State only the number of lines in the records below that contain the word "Polygon".

Start of Dataset excerpts

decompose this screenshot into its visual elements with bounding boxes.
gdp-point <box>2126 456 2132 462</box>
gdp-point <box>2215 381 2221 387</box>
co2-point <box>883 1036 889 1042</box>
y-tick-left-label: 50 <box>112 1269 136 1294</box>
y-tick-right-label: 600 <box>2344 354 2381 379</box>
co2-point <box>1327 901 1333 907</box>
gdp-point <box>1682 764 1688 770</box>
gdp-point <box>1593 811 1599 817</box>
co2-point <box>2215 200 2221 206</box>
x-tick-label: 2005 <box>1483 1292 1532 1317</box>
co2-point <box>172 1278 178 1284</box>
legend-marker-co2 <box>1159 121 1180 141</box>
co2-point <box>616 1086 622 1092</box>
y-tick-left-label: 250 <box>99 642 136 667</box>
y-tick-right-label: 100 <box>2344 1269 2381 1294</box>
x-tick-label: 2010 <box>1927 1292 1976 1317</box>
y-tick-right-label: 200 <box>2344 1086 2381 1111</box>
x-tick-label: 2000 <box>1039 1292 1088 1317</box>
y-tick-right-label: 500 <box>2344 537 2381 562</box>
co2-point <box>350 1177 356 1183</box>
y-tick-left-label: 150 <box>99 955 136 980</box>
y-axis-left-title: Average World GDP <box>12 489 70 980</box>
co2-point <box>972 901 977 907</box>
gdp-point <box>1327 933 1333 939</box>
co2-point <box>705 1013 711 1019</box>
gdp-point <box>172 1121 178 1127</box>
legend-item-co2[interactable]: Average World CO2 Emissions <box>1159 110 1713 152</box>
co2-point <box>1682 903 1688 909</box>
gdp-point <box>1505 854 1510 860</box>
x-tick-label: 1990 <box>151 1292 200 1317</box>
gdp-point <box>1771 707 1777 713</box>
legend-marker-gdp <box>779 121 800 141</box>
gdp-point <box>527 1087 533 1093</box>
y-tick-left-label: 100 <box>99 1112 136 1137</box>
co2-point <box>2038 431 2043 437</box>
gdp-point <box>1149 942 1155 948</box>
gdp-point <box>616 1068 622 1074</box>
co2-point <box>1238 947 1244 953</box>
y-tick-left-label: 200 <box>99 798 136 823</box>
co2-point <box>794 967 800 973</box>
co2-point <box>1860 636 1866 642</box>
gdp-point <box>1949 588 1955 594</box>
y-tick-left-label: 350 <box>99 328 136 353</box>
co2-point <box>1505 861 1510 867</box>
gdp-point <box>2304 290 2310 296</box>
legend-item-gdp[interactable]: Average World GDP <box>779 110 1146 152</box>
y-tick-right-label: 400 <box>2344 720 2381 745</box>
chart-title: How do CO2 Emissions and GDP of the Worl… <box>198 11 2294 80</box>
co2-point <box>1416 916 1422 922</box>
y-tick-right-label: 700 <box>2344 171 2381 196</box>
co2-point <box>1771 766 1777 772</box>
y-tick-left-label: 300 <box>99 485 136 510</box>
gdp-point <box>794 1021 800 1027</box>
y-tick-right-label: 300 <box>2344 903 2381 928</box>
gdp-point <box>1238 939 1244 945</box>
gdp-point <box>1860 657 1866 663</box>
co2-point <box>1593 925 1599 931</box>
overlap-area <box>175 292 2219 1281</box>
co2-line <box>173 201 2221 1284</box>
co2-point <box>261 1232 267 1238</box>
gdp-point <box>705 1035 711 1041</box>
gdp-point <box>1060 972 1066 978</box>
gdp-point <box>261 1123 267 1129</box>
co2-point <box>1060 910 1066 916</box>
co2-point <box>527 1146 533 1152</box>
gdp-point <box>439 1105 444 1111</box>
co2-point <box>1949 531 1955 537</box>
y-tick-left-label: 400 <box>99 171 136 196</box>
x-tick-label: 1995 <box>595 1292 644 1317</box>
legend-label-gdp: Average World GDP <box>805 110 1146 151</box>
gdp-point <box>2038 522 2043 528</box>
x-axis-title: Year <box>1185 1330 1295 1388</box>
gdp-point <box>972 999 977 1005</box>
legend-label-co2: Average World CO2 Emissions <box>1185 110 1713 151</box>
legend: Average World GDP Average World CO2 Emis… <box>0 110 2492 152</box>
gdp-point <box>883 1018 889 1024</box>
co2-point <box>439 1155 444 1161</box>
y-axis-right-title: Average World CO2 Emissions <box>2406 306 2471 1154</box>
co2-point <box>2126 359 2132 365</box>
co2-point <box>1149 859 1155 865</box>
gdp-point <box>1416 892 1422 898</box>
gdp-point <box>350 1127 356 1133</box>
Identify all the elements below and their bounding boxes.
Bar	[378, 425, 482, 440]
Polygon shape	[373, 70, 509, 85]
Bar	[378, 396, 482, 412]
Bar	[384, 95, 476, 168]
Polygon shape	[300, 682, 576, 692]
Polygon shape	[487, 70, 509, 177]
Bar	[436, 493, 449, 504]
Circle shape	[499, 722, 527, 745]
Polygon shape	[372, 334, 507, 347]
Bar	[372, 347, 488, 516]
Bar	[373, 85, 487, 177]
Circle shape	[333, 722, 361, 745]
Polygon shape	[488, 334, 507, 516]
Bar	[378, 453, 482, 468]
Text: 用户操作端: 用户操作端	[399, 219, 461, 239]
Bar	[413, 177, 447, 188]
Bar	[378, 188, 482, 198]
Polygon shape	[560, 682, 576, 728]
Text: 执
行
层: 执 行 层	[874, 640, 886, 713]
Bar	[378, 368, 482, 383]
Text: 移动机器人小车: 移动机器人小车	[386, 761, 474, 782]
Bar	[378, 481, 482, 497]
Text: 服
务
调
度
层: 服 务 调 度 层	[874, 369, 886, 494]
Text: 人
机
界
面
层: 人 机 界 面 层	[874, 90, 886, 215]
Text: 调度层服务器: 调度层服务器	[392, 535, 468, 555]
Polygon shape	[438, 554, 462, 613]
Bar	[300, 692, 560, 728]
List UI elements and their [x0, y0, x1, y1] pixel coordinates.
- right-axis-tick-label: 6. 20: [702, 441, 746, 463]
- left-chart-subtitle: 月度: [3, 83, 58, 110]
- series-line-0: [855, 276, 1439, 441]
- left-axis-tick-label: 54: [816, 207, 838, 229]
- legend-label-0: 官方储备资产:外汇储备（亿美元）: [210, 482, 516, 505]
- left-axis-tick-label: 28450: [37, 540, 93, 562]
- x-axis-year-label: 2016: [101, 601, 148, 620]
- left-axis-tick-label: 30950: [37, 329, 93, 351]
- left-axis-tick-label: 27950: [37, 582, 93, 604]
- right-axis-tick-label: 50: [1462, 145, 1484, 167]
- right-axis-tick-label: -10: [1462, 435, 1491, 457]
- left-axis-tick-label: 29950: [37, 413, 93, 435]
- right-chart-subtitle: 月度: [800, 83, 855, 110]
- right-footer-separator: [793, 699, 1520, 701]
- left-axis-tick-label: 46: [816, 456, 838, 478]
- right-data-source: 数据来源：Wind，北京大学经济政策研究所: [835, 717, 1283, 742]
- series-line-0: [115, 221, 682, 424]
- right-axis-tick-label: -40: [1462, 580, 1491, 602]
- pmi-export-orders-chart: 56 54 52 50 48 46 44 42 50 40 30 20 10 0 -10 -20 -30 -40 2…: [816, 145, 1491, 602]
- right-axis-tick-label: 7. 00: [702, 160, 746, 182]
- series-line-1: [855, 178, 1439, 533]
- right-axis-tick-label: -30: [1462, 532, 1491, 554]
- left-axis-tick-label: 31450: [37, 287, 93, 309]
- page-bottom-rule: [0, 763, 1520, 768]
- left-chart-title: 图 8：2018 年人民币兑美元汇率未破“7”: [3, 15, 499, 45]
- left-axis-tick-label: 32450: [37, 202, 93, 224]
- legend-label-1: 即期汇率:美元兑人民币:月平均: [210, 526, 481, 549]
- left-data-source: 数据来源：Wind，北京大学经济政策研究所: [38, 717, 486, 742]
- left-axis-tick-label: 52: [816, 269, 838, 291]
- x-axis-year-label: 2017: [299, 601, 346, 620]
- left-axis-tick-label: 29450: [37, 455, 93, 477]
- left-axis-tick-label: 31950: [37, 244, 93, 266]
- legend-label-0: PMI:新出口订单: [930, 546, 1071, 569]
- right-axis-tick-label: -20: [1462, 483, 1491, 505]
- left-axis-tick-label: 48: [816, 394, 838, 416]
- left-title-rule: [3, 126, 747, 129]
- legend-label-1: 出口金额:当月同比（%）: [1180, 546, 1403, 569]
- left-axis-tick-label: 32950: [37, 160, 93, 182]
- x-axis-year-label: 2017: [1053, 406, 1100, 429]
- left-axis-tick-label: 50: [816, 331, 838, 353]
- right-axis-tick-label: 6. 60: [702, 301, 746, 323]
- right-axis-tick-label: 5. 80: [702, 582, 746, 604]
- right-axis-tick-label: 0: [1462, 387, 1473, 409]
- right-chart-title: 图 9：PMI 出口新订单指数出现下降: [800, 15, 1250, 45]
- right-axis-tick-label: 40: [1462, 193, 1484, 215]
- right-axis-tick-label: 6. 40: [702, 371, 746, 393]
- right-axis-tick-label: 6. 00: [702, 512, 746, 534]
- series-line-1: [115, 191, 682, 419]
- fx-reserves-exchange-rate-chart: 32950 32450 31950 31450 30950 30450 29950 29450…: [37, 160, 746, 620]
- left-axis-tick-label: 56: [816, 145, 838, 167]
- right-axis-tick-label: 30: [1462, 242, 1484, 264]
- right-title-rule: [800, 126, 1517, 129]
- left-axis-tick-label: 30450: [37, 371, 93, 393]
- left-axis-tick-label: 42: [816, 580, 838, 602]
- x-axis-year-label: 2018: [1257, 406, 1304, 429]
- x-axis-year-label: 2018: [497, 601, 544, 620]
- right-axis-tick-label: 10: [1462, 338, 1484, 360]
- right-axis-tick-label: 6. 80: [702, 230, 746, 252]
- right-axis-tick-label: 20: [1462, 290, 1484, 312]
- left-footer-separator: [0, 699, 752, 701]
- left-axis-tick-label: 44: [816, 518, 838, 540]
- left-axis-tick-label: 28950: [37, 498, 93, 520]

End of Dataset excerpts

__Answer in full__:
7